(Document page records)
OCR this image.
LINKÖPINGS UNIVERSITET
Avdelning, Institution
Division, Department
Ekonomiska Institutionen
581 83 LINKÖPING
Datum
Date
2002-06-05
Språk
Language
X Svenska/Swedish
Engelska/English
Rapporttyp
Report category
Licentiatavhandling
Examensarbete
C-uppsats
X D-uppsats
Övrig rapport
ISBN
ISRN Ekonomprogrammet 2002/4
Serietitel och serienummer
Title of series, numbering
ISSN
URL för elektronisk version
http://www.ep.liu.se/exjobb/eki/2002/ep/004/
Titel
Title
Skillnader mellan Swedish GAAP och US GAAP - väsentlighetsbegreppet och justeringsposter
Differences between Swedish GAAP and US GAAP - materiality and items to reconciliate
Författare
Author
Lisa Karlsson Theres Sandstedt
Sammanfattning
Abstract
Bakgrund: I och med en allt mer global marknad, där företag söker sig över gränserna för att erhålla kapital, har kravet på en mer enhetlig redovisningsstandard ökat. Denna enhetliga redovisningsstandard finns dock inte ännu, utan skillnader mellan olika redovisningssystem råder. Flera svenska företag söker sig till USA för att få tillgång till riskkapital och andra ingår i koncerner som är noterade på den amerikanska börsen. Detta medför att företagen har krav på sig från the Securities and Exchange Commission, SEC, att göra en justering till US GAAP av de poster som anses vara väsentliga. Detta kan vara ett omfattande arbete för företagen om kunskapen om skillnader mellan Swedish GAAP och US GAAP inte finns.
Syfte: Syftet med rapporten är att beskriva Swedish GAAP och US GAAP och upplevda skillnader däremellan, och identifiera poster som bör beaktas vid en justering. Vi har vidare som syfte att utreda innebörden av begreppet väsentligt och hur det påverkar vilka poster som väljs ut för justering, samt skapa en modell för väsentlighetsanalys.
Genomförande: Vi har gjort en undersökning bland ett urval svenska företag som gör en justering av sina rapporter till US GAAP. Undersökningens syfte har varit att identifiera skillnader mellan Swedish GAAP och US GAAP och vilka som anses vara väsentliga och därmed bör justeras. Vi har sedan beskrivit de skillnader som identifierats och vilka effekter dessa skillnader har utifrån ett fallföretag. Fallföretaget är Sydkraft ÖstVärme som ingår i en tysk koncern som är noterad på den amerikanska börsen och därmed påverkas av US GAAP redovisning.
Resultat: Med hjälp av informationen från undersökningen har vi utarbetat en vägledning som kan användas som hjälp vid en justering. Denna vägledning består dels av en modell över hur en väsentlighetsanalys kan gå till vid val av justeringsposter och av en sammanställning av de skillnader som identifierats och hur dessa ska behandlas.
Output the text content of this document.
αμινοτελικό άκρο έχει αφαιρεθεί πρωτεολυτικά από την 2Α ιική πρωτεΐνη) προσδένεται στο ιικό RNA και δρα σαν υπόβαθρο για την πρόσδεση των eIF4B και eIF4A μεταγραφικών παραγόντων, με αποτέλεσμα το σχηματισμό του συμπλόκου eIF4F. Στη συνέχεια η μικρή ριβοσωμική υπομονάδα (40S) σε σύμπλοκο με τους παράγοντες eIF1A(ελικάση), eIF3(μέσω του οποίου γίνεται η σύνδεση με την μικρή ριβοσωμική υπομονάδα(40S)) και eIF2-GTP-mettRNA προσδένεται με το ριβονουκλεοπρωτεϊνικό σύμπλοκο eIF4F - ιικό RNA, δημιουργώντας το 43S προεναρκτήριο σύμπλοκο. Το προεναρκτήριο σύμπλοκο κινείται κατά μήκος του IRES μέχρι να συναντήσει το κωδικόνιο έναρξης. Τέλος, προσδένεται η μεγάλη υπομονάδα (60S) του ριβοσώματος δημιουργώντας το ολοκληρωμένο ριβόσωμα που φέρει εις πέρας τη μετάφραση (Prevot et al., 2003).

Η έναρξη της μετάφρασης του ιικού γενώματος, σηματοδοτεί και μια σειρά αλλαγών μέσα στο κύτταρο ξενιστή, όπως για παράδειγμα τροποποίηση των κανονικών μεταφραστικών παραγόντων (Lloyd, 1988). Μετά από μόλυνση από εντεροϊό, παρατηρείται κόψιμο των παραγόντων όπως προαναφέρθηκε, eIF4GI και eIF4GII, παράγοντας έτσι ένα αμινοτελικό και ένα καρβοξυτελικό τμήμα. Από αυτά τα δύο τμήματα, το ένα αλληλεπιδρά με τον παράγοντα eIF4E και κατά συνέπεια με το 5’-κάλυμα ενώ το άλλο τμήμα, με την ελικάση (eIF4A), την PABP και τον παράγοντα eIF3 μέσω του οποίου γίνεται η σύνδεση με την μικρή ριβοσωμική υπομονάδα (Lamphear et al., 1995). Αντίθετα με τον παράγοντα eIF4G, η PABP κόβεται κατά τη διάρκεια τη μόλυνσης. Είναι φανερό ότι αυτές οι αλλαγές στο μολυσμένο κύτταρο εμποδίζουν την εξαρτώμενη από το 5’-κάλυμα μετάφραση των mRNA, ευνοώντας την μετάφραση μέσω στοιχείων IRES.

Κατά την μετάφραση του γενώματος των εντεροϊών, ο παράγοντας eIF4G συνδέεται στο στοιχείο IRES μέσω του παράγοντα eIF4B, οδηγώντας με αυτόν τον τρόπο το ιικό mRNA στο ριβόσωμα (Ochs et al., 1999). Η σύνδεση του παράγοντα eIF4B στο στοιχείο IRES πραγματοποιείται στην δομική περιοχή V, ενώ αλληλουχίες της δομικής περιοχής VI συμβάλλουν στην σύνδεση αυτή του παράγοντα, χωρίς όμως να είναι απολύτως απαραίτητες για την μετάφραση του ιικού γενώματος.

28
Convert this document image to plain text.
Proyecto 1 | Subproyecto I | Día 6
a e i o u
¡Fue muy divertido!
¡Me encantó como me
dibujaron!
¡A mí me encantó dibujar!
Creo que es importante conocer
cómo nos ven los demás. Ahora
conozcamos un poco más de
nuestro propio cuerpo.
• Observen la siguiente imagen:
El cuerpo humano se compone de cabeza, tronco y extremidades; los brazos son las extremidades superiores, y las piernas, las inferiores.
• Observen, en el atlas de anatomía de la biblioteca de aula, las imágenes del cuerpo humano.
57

PROBLEM TO SOLVE
Every line in the data that holds the string "Observen" should be returned.

REPLY TO THE TASK
• Observen la siguiente imagen:
• Observen, en el atlas de anatomía de la biblioteca de aula, las imágenes del cuerpo humano.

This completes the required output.